WHAT THE TASK ASKS
Every line that includes the word "Sachsen" is to be listed.

Dataset entries
------------------------------------------------------------
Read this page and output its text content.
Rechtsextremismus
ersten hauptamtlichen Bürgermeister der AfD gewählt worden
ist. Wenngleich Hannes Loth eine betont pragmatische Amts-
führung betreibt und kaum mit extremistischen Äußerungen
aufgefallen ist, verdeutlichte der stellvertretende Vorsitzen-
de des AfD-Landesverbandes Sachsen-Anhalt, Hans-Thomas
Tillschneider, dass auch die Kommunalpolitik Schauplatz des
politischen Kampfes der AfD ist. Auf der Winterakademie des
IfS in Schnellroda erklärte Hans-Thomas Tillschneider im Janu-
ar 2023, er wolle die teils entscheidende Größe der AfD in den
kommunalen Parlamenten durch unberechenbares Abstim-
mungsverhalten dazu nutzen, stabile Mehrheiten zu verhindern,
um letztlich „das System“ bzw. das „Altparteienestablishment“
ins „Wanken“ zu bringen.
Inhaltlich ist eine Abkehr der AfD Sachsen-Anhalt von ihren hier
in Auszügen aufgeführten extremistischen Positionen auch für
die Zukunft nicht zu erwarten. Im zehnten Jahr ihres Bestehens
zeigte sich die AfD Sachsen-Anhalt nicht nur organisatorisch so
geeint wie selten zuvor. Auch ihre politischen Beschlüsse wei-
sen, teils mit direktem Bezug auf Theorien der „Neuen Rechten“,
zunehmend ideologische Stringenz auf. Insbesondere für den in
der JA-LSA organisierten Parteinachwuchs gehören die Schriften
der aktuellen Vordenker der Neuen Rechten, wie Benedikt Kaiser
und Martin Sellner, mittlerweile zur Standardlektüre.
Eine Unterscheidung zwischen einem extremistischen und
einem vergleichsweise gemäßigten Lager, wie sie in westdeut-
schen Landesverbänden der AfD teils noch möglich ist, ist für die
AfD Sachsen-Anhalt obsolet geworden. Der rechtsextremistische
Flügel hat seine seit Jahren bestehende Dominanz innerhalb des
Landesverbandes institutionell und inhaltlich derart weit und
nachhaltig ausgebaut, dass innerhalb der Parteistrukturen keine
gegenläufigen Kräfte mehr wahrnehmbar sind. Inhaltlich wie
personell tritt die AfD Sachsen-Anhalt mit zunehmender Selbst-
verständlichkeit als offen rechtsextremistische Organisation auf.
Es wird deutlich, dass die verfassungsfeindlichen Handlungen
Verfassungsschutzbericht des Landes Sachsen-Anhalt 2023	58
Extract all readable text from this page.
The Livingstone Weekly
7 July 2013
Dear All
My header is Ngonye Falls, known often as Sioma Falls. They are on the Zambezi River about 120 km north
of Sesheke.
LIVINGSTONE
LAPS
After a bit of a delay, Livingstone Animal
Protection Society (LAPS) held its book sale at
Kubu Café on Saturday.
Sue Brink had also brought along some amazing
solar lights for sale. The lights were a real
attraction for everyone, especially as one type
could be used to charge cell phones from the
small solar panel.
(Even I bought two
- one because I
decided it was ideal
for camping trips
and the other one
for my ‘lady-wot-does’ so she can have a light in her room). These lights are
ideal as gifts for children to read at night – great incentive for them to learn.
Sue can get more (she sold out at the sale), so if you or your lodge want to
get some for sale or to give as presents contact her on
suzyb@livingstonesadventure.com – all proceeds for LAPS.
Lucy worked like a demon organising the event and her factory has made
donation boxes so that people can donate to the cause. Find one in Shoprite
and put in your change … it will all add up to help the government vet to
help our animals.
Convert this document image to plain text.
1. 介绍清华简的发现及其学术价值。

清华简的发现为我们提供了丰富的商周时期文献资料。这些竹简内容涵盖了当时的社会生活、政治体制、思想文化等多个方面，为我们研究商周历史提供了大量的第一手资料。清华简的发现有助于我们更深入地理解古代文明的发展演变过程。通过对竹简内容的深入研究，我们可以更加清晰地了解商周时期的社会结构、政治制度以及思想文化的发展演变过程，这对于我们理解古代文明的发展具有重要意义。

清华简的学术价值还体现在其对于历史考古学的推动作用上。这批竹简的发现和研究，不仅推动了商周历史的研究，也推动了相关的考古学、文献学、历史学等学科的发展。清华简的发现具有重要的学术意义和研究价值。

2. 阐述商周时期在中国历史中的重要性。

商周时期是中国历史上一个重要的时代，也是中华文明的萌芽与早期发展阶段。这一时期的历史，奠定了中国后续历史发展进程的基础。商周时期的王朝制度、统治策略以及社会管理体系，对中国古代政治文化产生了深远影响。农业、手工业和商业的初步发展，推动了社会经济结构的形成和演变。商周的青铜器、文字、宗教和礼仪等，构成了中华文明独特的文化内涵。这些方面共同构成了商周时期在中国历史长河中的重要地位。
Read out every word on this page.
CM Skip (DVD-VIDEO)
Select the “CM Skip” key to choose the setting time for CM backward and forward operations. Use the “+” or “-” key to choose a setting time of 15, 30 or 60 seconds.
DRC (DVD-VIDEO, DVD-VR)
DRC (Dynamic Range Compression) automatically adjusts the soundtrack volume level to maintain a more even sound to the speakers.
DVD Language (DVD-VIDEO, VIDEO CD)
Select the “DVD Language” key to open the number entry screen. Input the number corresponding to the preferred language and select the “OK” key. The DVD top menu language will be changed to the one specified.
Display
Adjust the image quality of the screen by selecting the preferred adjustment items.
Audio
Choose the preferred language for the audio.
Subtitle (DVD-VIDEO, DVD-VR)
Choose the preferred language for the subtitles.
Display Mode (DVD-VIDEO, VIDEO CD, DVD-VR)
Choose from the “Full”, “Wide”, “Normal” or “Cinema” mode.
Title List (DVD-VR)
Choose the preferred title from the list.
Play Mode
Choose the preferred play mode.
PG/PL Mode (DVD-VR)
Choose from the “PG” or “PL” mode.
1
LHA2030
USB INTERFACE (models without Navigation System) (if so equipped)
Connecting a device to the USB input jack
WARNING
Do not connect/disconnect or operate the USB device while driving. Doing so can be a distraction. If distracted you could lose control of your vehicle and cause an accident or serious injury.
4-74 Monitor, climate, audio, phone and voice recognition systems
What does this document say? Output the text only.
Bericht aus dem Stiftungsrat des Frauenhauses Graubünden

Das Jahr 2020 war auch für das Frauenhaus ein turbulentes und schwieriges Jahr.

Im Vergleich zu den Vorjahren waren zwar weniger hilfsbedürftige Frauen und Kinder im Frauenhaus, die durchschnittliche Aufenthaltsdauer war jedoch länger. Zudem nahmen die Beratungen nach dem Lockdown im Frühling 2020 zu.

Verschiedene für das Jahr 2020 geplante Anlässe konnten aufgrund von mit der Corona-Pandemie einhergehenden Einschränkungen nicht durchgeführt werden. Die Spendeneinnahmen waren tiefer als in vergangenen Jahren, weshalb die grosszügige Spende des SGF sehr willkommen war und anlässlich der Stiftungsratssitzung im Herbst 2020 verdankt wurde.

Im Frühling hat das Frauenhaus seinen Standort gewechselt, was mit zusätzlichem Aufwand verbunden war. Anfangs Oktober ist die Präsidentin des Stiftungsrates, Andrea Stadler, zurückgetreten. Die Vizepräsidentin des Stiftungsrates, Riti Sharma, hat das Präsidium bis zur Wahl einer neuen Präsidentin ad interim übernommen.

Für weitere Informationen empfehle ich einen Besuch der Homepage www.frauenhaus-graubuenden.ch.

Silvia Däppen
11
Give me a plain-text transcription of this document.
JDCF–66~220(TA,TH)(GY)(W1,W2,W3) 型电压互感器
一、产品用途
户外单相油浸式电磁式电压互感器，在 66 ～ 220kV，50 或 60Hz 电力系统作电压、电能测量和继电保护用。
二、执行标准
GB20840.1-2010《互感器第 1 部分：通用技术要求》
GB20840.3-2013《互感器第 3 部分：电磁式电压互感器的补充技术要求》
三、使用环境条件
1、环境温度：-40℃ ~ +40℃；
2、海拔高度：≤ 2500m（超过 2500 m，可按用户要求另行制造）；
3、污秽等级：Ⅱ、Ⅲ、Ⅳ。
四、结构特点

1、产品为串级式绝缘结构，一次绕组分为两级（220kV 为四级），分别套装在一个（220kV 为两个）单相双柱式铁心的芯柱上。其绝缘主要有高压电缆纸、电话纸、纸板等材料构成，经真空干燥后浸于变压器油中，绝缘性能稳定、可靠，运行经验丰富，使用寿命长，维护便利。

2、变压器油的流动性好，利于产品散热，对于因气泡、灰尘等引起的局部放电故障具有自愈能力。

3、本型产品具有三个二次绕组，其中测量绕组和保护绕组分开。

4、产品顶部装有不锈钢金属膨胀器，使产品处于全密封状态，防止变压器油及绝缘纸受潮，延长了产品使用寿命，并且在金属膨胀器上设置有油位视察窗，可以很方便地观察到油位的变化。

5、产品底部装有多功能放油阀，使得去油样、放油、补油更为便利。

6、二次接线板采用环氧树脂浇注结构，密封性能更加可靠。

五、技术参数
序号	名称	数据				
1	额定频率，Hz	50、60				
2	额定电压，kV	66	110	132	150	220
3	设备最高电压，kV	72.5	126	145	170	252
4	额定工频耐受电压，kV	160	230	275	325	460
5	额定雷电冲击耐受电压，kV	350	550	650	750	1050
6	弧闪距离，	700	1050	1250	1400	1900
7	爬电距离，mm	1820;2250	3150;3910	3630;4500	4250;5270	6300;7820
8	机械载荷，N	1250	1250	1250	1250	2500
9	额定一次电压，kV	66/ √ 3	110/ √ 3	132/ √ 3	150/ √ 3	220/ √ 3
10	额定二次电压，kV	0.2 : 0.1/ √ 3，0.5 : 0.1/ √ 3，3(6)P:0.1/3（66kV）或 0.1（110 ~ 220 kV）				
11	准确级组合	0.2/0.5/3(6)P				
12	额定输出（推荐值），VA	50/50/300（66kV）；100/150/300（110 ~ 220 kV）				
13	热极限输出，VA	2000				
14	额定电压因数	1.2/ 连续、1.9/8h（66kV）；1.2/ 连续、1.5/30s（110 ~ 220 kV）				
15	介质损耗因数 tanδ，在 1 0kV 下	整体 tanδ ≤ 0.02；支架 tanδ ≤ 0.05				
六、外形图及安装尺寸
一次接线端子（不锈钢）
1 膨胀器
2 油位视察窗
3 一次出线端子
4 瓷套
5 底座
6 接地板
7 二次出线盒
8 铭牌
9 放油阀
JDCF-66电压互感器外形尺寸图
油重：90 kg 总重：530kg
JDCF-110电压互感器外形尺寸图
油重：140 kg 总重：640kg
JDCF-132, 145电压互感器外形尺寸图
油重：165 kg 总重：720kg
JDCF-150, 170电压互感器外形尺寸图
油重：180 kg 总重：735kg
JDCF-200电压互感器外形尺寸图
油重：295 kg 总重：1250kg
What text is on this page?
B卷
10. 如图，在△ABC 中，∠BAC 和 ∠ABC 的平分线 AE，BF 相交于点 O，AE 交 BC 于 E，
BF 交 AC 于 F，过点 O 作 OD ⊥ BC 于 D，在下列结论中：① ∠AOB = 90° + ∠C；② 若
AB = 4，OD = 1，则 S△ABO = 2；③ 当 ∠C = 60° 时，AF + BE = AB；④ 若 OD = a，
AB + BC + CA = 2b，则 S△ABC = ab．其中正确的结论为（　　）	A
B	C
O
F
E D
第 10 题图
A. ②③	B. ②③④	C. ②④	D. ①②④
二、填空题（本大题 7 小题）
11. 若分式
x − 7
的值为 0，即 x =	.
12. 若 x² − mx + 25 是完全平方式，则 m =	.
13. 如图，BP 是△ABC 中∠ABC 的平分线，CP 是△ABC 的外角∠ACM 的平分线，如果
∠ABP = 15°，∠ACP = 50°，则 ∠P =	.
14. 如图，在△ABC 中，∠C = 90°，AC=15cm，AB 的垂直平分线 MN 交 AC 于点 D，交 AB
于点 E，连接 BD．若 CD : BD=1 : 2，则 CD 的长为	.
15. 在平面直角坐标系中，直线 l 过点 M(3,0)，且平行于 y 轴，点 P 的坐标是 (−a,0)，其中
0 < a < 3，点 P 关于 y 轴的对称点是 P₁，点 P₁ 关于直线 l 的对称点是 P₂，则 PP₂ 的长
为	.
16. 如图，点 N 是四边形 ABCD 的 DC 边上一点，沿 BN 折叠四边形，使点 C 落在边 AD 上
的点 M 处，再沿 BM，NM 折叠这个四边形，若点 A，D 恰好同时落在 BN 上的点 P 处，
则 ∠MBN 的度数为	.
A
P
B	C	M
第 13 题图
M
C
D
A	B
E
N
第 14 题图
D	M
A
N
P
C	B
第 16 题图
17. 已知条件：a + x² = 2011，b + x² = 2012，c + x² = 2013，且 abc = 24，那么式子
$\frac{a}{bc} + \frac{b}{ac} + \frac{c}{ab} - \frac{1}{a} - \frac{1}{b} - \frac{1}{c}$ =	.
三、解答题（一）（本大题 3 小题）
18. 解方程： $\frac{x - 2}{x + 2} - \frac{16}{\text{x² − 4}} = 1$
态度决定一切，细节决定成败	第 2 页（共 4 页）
------------------------------------------------------------
ANSWER TO THE EXERCISE
de des AfD-Landesverbandes Sachsen-Anhalt, Hans-Thomas
Inhaltlich ist eine Abkehr der AfD Sachsen-Anhalt von ihren hier
zeigte sich die AfD Sachsen-Anhalt nicht nur organisatorisch so
AfD Sachsen-Anhalt obsolet geworden. Der rechtsextremistische
personell tritt die AfD Sachsen-Anhalt mit zunehmender Selbst-
Verfassungsschutzbericht des Landes Sachsen-Anhalt 2023	58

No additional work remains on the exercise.